** START **
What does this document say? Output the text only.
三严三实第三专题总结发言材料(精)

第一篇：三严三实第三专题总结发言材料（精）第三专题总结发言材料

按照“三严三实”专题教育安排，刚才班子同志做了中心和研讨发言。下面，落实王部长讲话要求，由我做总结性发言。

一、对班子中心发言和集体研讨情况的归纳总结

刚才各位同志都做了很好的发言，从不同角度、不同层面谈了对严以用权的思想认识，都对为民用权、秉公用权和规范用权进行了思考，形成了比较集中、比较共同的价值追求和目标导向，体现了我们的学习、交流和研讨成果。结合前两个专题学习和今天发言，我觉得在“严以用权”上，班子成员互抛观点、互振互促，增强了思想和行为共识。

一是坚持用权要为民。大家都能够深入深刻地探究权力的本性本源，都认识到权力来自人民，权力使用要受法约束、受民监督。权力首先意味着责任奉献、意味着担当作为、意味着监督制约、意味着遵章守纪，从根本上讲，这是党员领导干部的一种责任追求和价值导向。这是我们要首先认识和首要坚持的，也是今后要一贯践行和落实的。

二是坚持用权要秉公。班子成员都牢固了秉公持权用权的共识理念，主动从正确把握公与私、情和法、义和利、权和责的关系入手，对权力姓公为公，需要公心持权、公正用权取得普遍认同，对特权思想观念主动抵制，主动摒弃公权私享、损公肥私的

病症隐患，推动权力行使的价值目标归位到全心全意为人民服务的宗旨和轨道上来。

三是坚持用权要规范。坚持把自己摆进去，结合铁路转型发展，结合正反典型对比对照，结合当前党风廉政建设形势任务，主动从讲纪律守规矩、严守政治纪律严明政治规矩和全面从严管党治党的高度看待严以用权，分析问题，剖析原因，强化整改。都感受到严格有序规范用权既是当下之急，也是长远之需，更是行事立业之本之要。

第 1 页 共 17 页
** END **
Exercise prompt: Would you copy out each line exactly as written?

Complete output:
What does this document say? Output the text only.
三严三实第三专题总结发言材料(精)

第一篇：三严三实第三专题总结发言材料（精）第三专题总结发言材料

按照“三严三实”专题教育安排，刚才班子同志做了中心和研讨发言。下面，落实王部长讲话要求，由我做总结性发言。

一、对班子中心发言和集体研讨情况的归纳总结

刚才各位同志都做了很好的发言，从不同角度、不同层面谈了对严以用权的思想认识，都对为民用权、秉公用权和规范用权进行了思考，形成了比较集中、比较共同的价值追求和目标导向，体现了我们的学习、交流和研讨成果。结合前两个专题学习和今天发言，我觉得在“严以用权”上，班子成员互抛观点、互振互促，增强了思想和行为共识。

一是坚持用权要为民。大家都能够深入深刻地探究权力的本性本源，都认识到权力来自人民，权力使用要受法约束、受民监督。权力首先意味着责任奉献、意味着担当作为、意味着监督制约、意味着遵章守纪，从根本上讲，这是党员领导干部的一种责任追求和价值导向。这是我们要首先认识和首要坚持的，也是今后要一贯践行和落实的。

二是坚持用权要秉公。班子成员都牢固了秉公持权用权的共识理念，主动从正确把握公与私、情和法、义和利、权和责的关系入手，对权力姓公为公，需要公心持权、公正用权取得普遍认同，对特权思想观念主动抵制，主动摒弃公权私享、损公肥私的

病症隐患，推动权力行使的价值目标归位到全心全意为人民服务的宗旨和轨道上来。

三是坚持用权要规范。坚持把自己摆进去，结合铁路转型发展，结合正反典型对比对照，结合当前党风廉政建设形势任务，主动从讲纪律守规矩、严守政治纪律严明政治规矩和全面从严管党治党的高度看待严以用权，分析问题，剖析原因，强化整改。都感受到严格有序规范用权既是当下之急，也是长远之需，更是行事立业之本之要。

第 1 页 共 17 页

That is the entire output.